[start of Entries]

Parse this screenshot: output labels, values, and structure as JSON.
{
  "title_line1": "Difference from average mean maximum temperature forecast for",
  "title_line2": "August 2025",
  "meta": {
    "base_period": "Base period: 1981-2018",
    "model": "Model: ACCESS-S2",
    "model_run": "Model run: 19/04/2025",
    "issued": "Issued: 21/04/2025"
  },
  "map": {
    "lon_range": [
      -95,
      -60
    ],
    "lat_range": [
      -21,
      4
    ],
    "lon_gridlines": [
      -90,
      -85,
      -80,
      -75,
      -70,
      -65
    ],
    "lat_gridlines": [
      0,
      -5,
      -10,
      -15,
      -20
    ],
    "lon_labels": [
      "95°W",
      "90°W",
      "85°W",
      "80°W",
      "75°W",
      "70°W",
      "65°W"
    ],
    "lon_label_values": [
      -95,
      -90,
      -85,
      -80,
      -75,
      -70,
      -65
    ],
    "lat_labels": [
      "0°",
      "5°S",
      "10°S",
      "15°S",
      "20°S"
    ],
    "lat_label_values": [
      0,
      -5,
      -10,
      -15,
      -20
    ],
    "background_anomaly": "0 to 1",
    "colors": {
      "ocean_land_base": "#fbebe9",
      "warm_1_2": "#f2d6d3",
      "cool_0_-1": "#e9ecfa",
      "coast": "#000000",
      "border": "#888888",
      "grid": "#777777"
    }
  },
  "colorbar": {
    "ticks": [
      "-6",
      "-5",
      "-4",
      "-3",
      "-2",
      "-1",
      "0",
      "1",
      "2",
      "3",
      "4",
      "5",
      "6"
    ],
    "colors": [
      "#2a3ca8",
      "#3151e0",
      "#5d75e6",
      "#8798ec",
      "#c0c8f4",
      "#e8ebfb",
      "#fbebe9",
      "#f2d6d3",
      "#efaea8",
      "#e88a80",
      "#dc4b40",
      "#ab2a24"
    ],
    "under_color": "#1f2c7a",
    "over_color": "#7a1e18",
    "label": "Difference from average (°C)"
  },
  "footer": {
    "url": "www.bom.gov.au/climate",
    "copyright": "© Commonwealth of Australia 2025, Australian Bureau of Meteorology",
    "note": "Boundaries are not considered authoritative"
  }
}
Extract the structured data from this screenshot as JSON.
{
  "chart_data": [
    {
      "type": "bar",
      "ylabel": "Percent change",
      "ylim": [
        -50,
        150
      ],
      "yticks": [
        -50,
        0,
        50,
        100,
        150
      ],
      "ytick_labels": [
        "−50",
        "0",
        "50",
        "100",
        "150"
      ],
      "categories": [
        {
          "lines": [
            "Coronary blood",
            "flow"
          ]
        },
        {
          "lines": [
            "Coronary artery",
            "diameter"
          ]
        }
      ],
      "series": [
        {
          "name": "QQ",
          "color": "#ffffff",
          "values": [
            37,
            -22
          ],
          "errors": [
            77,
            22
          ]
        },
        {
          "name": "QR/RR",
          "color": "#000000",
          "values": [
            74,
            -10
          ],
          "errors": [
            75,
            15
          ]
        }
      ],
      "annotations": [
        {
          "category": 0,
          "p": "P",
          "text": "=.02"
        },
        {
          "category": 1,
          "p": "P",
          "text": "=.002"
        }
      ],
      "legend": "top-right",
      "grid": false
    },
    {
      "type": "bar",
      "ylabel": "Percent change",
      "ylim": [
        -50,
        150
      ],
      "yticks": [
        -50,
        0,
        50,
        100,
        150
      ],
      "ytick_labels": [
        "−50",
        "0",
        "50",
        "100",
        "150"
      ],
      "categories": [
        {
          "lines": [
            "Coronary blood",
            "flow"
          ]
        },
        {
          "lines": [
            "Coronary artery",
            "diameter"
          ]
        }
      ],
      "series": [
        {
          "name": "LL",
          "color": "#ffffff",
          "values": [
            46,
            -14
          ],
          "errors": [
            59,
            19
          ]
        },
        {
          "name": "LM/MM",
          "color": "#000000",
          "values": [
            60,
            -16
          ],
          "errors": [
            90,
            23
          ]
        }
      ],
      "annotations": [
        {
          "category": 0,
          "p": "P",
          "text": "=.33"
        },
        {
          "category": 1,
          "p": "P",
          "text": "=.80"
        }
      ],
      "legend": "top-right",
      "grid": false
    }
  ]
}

[end of Entries]

▶ _Directions for this task_: Reproduce the listing above verbatim, from first line to last.

▶ _Exercise result_:
Parse this screenshot: output labels, values, and structure as JSON.
{
  "title_line1": "Difference from average mean maximum temperature forecast for",
  "title_line2": "August 2025",
  "meta": {
    "base_period": "Base period: 1981-2018",
    "model": "Model: ACCESS-S2",
    "model_run": "Model run: 19/04/2025",
    "issued": "Issued: 21/04/2025"
  },
  "map": {
    "lon_range": [
      -95,
      -60
    ],
    "lat_range": [
      -21,
      4
    ],
    "lon_gridlines": [
      -90,
      -85,
      -80,
      -75,
      -70,
      -65
    ],
    "lat_gridlines": [
      0,
      -5,
      -10,
      -15,
      -20
    ],
    "lon_labels": [
      "95°W",
      "90°W",
      "85°W",
      "80°W",
      "75°W",
      "70°W",
      "65°W"
    ],
    "lon_label_values": [
      -95,
      -90,
      -85,
      -80,
      -75,
      -70,
      -65
    ],
    "lat_labels": [
      "0°",
      "5°S",
      "10°S",
      "15°S",
      "20°S"
    ],
    "lat_label_values": [
      0,
      -5,
      -10,
      -15,
      -20
    ],
    "background_anomaly": "0 to 1",
    "colors": {
      "ocean_land_base": "#fbebe9",
      "warm_1_2": "#f2d6d3",
      "cool_0_-1": "#e9ecfa",
      "coast": "#000000",
      "border": "#888888",
      "grid": "#777777"
    }
  },
  "colorbar": {
    "ticks": [
      "-6",
      "-5",
      "-4",
      "-3",
      "-2",
      "-1",
      "0",
      "1",
      "2",
      "3",
      "4",
      "5",
      "6"
    ],
    "colors": [
      "#2a3ca8",
      "#3151e0",
      "#5d75e6",
      "#8798ec",
      "#c0c8f4",
      "#e8ebfb",
      "#fbebe9",
      "#f2d6d3",
      "#efaea8",
      "#e88a80",
      "#dc4b40",
      "#ab2a24"
    ],
    "under_color": "#1f2c7a",
    "over_color": "#7a1e18",
    "label": "Difference from average (°C)"
  },
  "footer": {
    "url": "www.bom.gov.au/climate",
    "copyright": "© Commonwealth of Australia 2025, Australian Bureau of Meteorology",
    "note": "Boundaries are not considered authoritative"
  }
}
Extract the structured data from this screenshot as JSON.
{
  "chart_data": [
    {
      "type": "bar",
      "ylabel": "Percent change",
      "ylim": [
        -50,
        150
      ],
      "yticks": [
        -50,
        0,
        50,
        100,
        150
      ],
      "ytick_labels": [
        "−50",
        "0",
        "50",
        "100",
        "150"
      ],
      "categories": [
        {
          "lines": [
            "Coronary blood",
            "flow"
          ]
        },
        {
          "lines": [
            "Coronary artery",
            "diameter"
          ]
        }
      ],
      "series": [
        {
          "name": "QQ",
          "color": "#ffffff",
          "values": [
            37,
            -22
          ],
          "errors": [
            77,
            22
          ]
        },
        {
          "name": "QR/RR",
          "color": "#000000",
          "values": [
            74,
            -10
          ],
          "errors": [
            75,
            15
          ]
        }
      ],
      "annotations": [
        {
          "category": 0,
          "p": "P",
          "text": "=.02"
        },
        {
          "category": 1,
          "p": "P",
          "text": "=.002"
        }
      ],
      "legend": "top-right",
      "grid": false
    },
    {
      "type": "bar",
      "ylabel": "Percent change",
      "ylim": [
        -50,
        150
      ],
      "yticks": [
        -50,
        0,
        50,
        100,
        150
      ],
      "ytick_labels": [
        "−50",
        "0",
        "50",
        "100",
        "150"
      ],
      "categories": [
        {
          "lines": [
            "Coronary blood",
            "flow"
          ]
        },
        {
          "lines": [
            "Coronary artery",
            "diameter"
          ]
        }
      ],
      "series": [
        {
          "name": "LL",
          "color": "#ffffff",
          "values": [
            46,
            -14
          ],
          "errors": [
            59,
            19
          ]
        },
        {
          "name": "LM/MM",
          "color": "#000000",
          "values": [
            60,
            -16
          ],
          "errors": [
            90,
            23
          ]
        }
      ],
      "annotations": [
        {
          "category": 0,
          "p": "P",
          "text": "=.33"
        },
        {
          "category": 1,
          "p": "P",
          "text": "=.80"
        }
      ],
      "legend": "top-right",
      "grid": false
    }
  ]
}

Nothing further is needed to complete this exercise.